# Aim
Gather the lines from the material that contain "Rajaswa".

Stored entries
::::

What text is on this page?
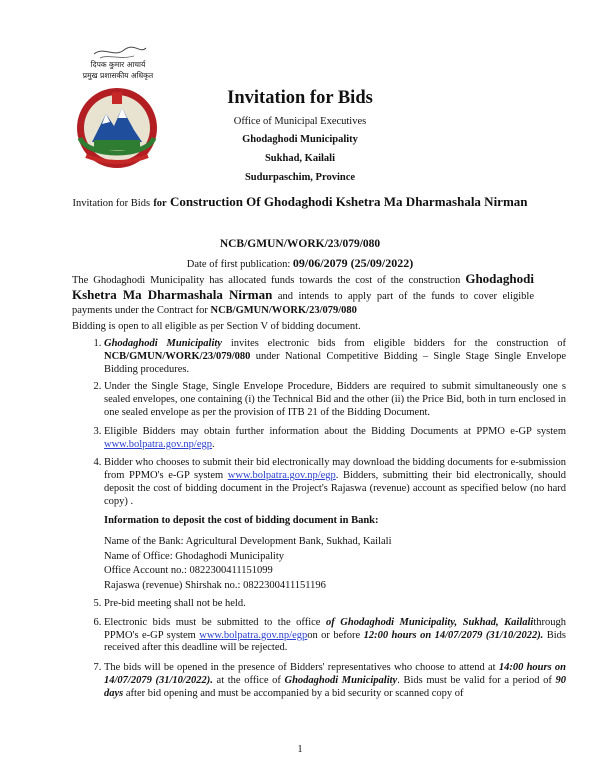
दिपक कुमार आचार्य
प्रमुख प्रशासकीय अधिकृत
Invitation for Bids
Office of Municipal Executives
Ghodaghodi Municipality
Sukhad, Kailali
Sudurpaschim, Province
Invitation for Bids for Construction Of Ghodaghodi Kshetra Ma Dharmashala Nirman
NCB/GMUN/WORK/23/079/080
Date of first publication: 09/06/2079 (25/09/2022)
The Ghodaghodi Municipality has allocated funds towards the cost of the construction Ghodaghodi Kshetra Ma Dharmashala Nirman and intends to apply part of the funds to cover eligible payments under the Contract for NCB/GMUN/WORK/23/079/080
Bidding is open to all eligible as per Section V of bidding document.
1. Ghodaghodi Municipality invites electronic bids from eligible bidders for the construction of NCB/GMUN/WORK/23/079/080 under National Competitive Bidding – Single Stage Single Envelope Bidding procedures.
2. Under the Single Stage, Single Envelope Procedure, Bidders are required to submit simultaneously one s sealed envelopes, one containing (i) the Technical Bid and the other (ii) the Price Bid, both in turn enclosed in one sealed envelope as per the provision of ITB 21 of the Bidding Document.
3. Eligible Bidders may obtain further information about the Bidding Documents at PPMO e-GP system www.bolpatra.gov.np/egp.
4. Bidder who chooses to submit their bid electronically may download the bidding documents for e-submission from PPMO's e-GP system www.bolpatra.gov.np/egp. Bidders, submitting their bid electronically, should deposit the cost of bidding document in the Project's Rajaswa (revenue) account as specified below (no hard copy) .
Information to deposit the cost of bidding document in Bank:
Name of the Bank: Agricultural Development Bank, Sukhad, Kailali
Name of Office: Ghodaghodi Municipality
Office Account no.: 0822300411151099
Rajaswa (revenue) Shirshak no.: 0822300411151196
5. Pre-bid meeting shall not be held.
6. Electronic bids must be submitted to the office of Ghodaghodi Municipality, Sukhad, Kailalithrough PPMO's e-GP system www.bolpatra.gov.np/egpon or before 12:00 hours on 14/07/2079 (31/10/2022). Bids received after this deadline will be rejected.
7. The bids will be opened in the presence of Bidders' representatives who choose to attend at 14:00 hours on 14/07/2079 (31/10/2022). at the office of Ghodaghodi Municipality. Bids must be valid for a period of 90 days after bid opening and must be accompanied by a bid security or scanned copy of
1
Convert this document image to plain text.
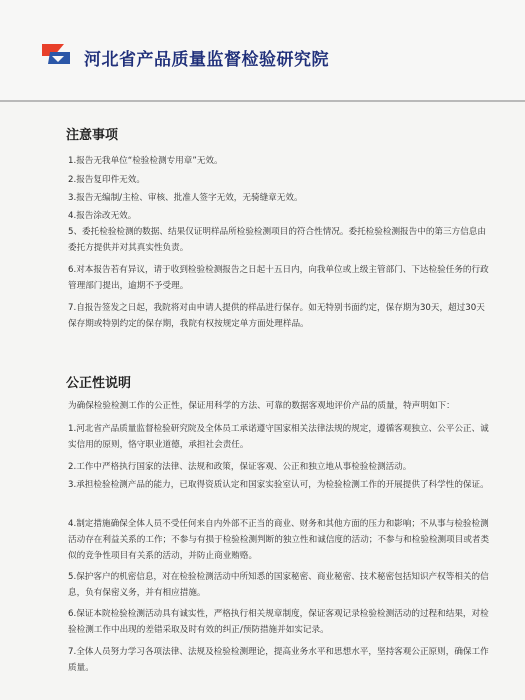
河北省产品质量监督检验研究院
注意事项
1.报告无我单位“检验检测专用章”无效。
2.报告复印件无效。
3.报告无编制/主检、审核、批准人签字无效，无骑缝章无效。
4.报告涂改无效。
5、委托检验检测的数据、结果仅证明样品所检验检测项目的符合性情况。委托检验检测报告中的第三方信息由委托方提供并对其真实性负责。
6.对本报告若有异议，请于收到检验检测报告之日起十五日内，向我单位或上级主管部门、下达检验任务的行政管理部门提出，逾期不予受理。
7.自报告签发之日起，我院将对由申请人提供的样品进行保存。如无特别书面约定，保存期为30天，超过30天保存期或特别约定的保存期，我院有权按规定单方面处理样品。
公正性说明
为确保检验检测工作的公正性，保证用科学的方法、可靠的数据客观地评价产品的质量，特声明如下：
1.河北省产品质量监督检验研究院及全体员工承诺遵守国家相关法律法规的规定，遵循客观独立、公平公正、诚实信用的原则，恪守职业道德，承担社会责任。
2.工作中严格执行国家的法律、法规和政策，保证客观、公正和独立地从事检验检测活动。
3.承担检验检测产品的能力，已取得资质认定和国家实验室认可，为检验检测工作的开展提供了科学性的保证。
4.制定措施确保全体人员不受任何来自内外部不正当的商业、财务和其他方面的压力和影响；不从事与检验检测活动存在利益关系的工作；不参与有损于检验检测判断的独立性和诚信度的活动；不参与和检验检测项目或者类似的竞争性项目有关系的活动，并防止商业贿赂。
5.保护客户的机密信息，对在检验检测活动中所知悉的国家秘密、商业秘密、技术秘密包括知识产权等相关的信息，负有保密义务，并有相应措施。
6.保证本院检验检测活动具有诚实性，严格执行相关规章制度，保证客观记录检验检测活动的过程和结果，对检验检测工作中出现的差错采取及时有效的纠正/预防措施并如实记录。
7.全体人员努力学习各项法律、法规及检验检测理论，提高业务水平和思想水平，坚持客观公正原则，确保工作质量。
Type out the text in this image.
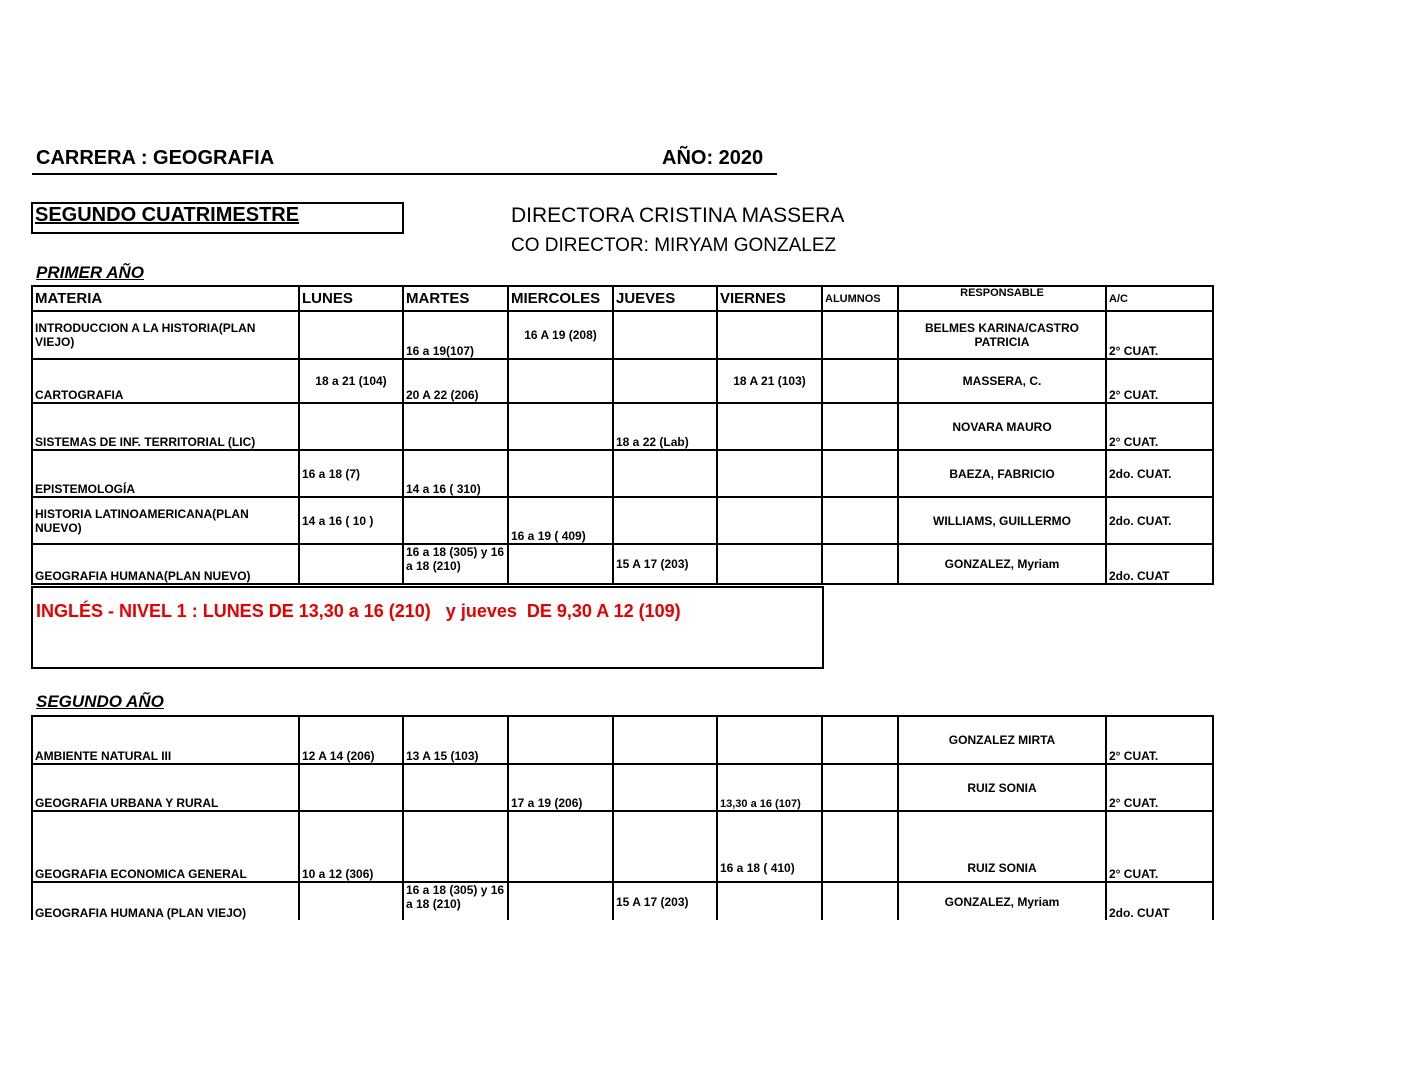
CARRERA : GEOGRAFIA	AÑO: 2020
SEGUNDO CUATRIMESTRE	DIRECTORA CRISTINA MASSERA
CO DIRECTOR: MIRYAM GONZALEZ
PRIMER AÑO
MATERIA	LUNES	MARTES	MIERCOLES	JUEVES	VIERNES	ALUMNOS	RESPONSABLE	A/C
INTRODUCCION A LA HISTORIA(PLAN VIEJO)		16 a 19(107)	16 A 19 (208)				BELMES KARINA/CASTRO PATRICIA	2° CUAT.
CARTOGRAFIA	18 a 21 (104)	20 A 22 (206)			18 A 21 (103)		MASSERA, C.	2° CUAT.
SISTEMAS DE INF. TERRITORIAL (LIC)				18 a 22 (Lab)			NOVARA MAURO	2° CUAT.
EPISTEMOLOGÍA	16 a 18 (7)	14 a 16 ( 310)					BAEZA, FABRICIO	2do. CUAT.
HISTORIA LATINOAMERICANA(PLAN NUEVO)	14 a 16 ( 10 )		16 a 19 ( 409)				WILLIAMS, GUILLERMO	2do. CUAT.
GEOGRAFIA HUMANA(PLAN NUEVO)		16 a 18 (305) y 16 a 18 (210)		15 A 17 (203)			GONZALEZ, Myriam	2do. CUAT
INGLÉS - NIVEL 1 : LUNES DE 13,30 a 16 (210)   y jueves  DE 9,30 A 12 (109)
SEGUNDO AÑO
AMBIENTE NATURAL III	12 A 14 (206)	13 A 15 (103)					GONZALEZ MIRTA	2° CUAT.
GEOGRAFIA URBANA Y RURAL			17 a 19 (206)		13,30 a 16 (107)		RUIZ SONIA	2° CUAT.
GEOGRAFIA ECONOMICA GENERAL	10 a 12 (306)				16 a 18 ( 410)		RUIZ SONIA	2° CUAT.
GEOGRAFIA HUMANA (PLAN VIEJO)		16 a 18 (305) y 16 a 18 (210)		15 A 17 (203)			GONZALEZ, Myriam	2do. CUAT
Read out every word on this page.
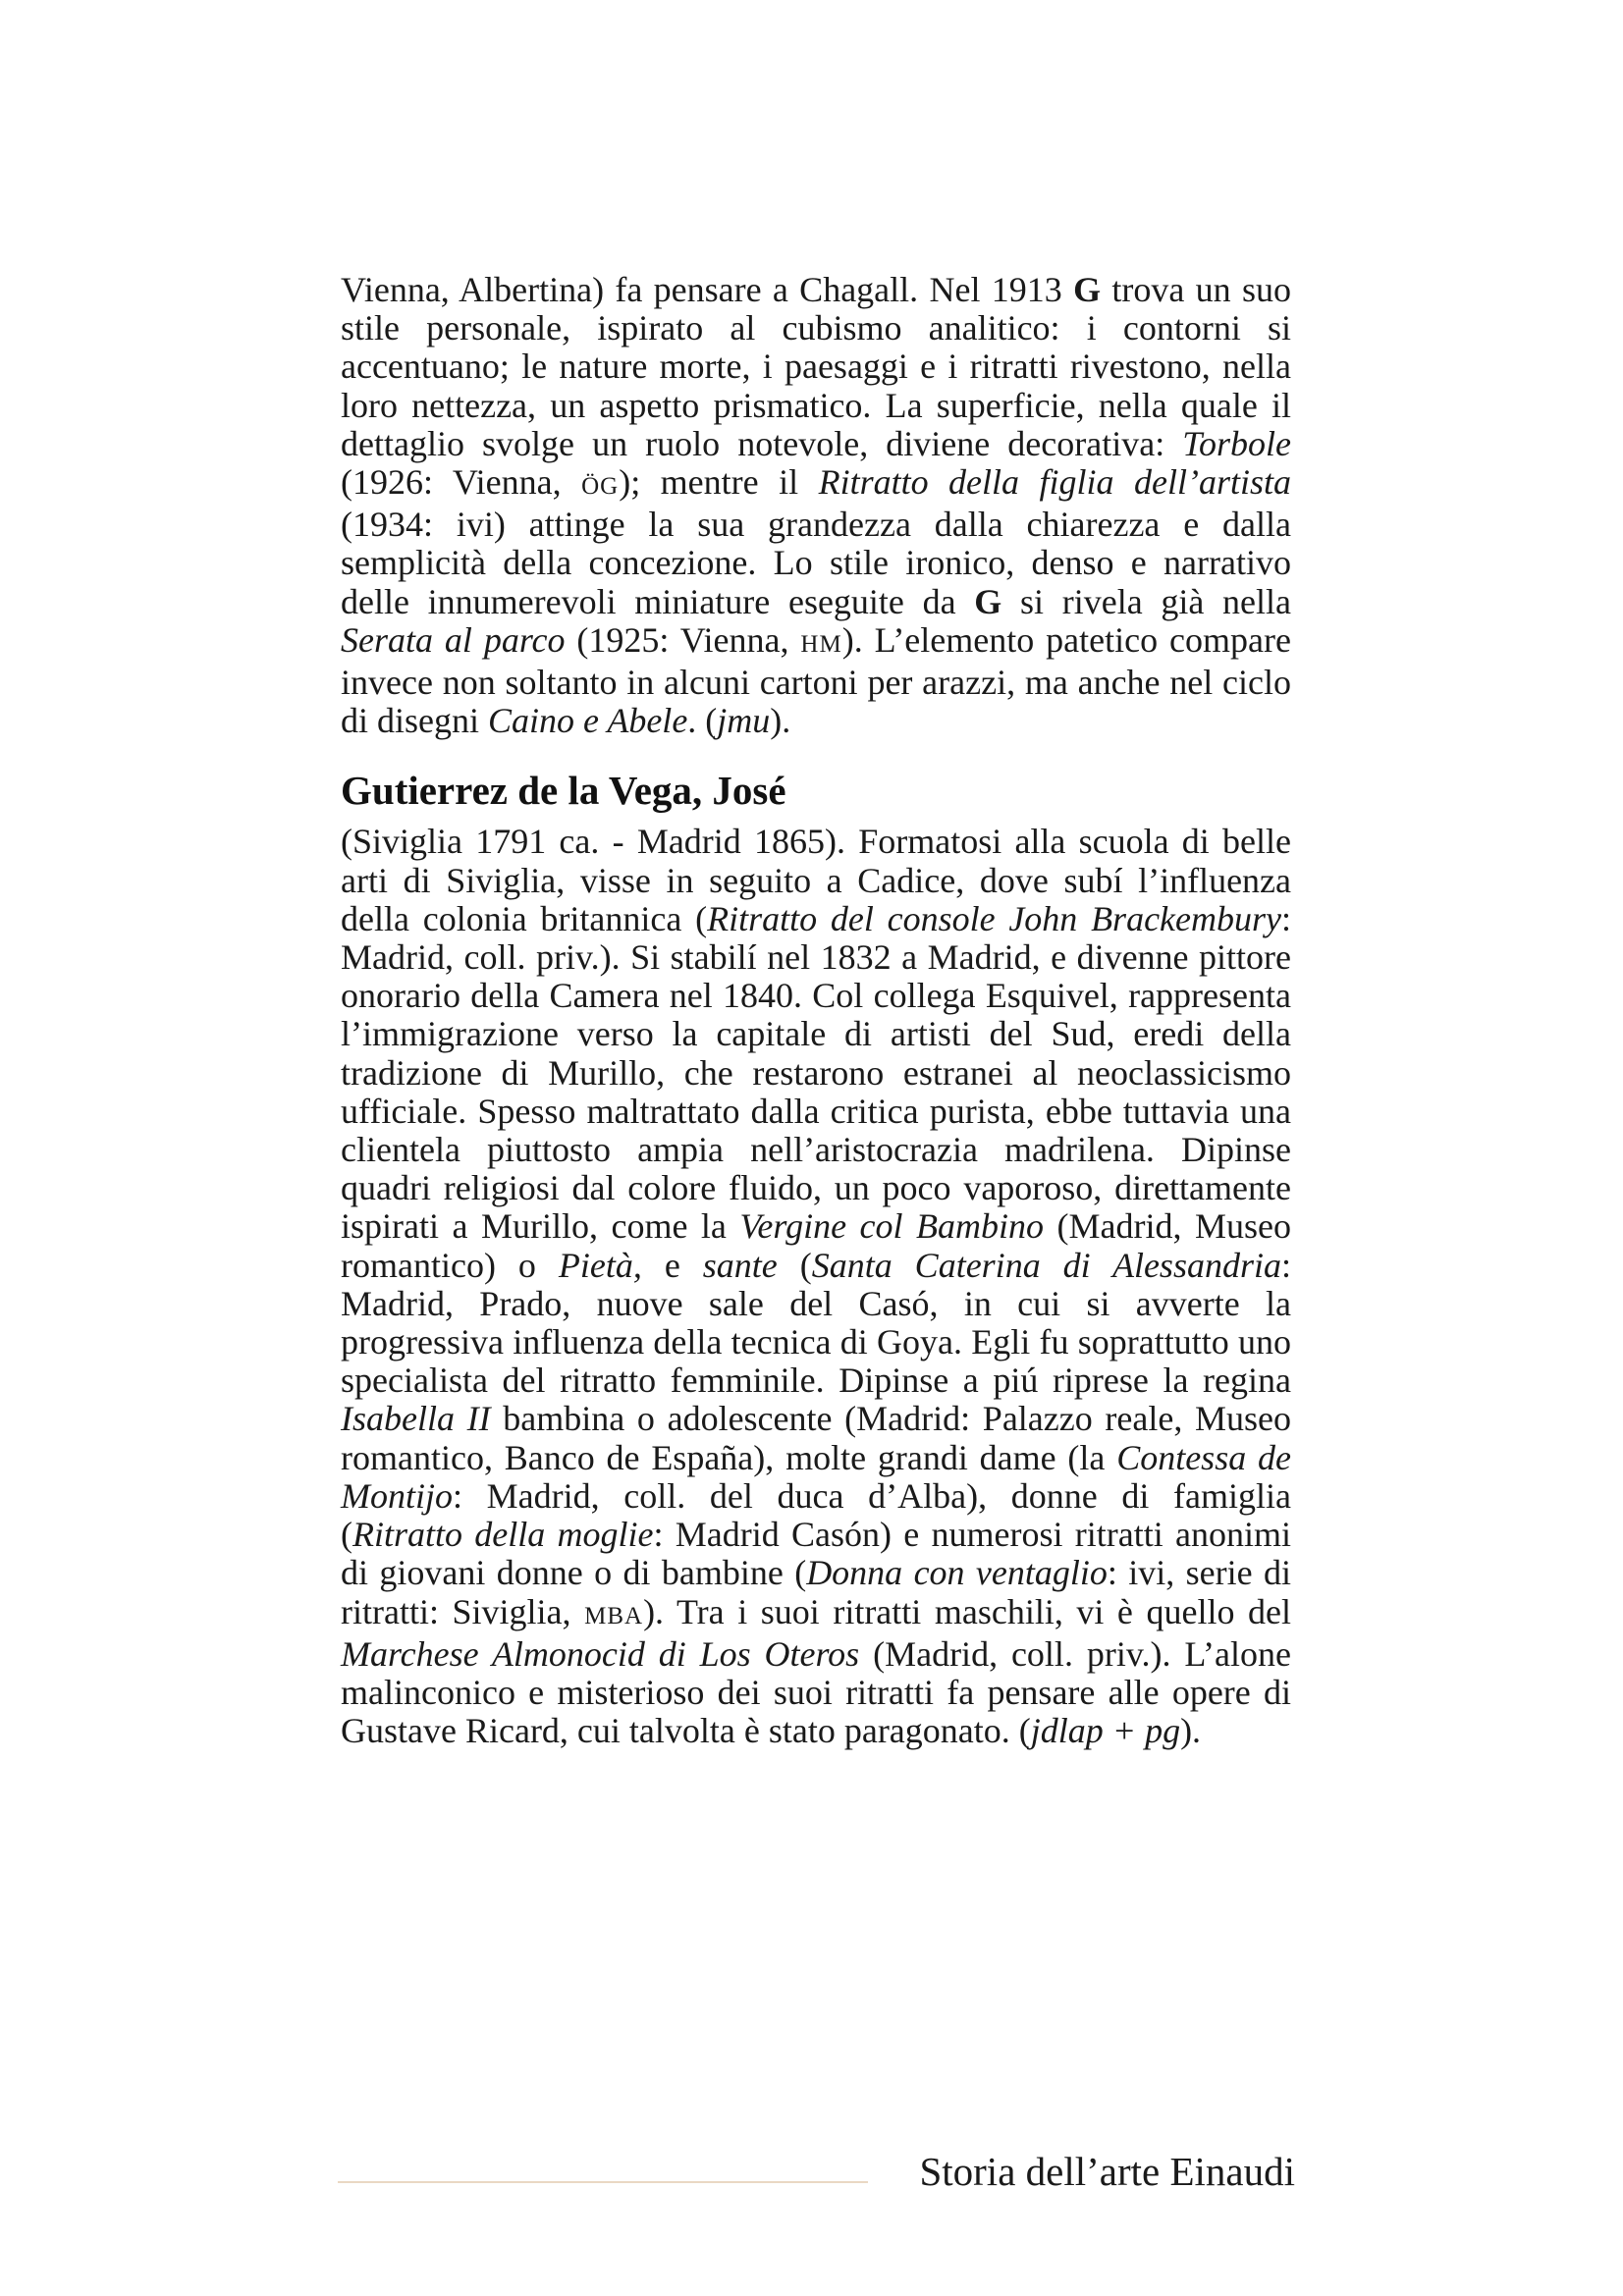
Vienna, Albertina) fa pensare a Chagall. Nel 1913 G trova un suo stile personale, ispirato al cubismo analitico: i contorni si accentuano; le nature morte, i paesaggi e i ritratti rivestono, nella loro nettezza, un aspetto prismatico. La superficie, nella quale il dettaglio svolge un ruolo notevole, diviene decorativa: Torbole (1926: Vienna, ÖG); mentre il Ritratto della figlia dell’artista (1934: ivi) attinge la sua grandezza dalla chiarezza e dalla semplicità della concezione. Lo stile ironico, denso e narrativo delle innumerevoli miniature eseguite da G si rivela già nella Serata al parco (1925: Vienna, HM). L’elemento patetico compare invece non soltanto in alcuni cartoni per arazzi, ma anche nel ciclo di disegni Caino e Abele. (jmu).

Gutierrez de la Vega, José

(Siviglia 1791 ca. - Madrid 1865). Formatosi alla scuola di belle arti di Siviglia, visse in seguito a Cadice, dove subí l’influenza della colonia britannica (Ritratto del console John Brackembury: Madrid, coll. priv.). Si stabilí nel 1832 a Madrid, e divenne pittore onorario della Camera nel 1840. Col collega Esquivel, rappresenta l’immigrazione verso la capitale di artisti del Sud, eredi della tradizione di Murillo, che restarono estranei al neoclassicismo ufficiale. Spesso maltrattato dalla critica purista, ebbe tuttavia una clientela piuttosto ampia nell’aristocrazia madrilena. Dipinse quadri religiosi dal colore fluido, un poco vaporoso, direttamente ispirati a Murillo, come la Vergine col Bambino (Madrid, Museo romantico) o Pietà, e sante (Santa Caterina di Alessandria: Madrid, Prado, nuove sale del Casó, in cui si avverte la progressiva influenza della tecnica di Goya. Egli fu soprattutto uno specialista del ritratto femminile. Dipinse a piú riprese la regina Isabella II bambina o adolescente (Madrid: Palazzo reale, Museo romantico, Banco de España), molte grandi dame (la Contessa de Montijo: Madrid, coll. del duca d’Alba), donne di famiglia (Ritratto della moglie: Madrid Casón) e numerosi ritratti anonimi di giovani donne o di bambine (Donna con ventaglio: ivi, serie di ritratti: Siviglia, MBA). Tra i suoi ritratti maschili, vi è quello del Marchese Almonocid di Los Oteros (Madrid, coll. priv.). L’alone malinconico e misterioso dei suoi ritratti fa pensare alle opere di Gustave Ricard, cui talvolta è stato paragonato. (jdlap + pg).

Storia dell’arte Einaudi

::::

# Answer to the exercise
4. Bidder who chooses to submit their bid electronically may download the bidding documents for e-submission from PPMO's e-GP system www.bolpatra.gov.np/egp. Bidders, submitting their bid electronically, should deposit the cost of bidding document in the Project's Rajaswa (revenue) account as specified below (no hard copy) .
Rajaswa (revenue) Shirshak no.: 0822300411151196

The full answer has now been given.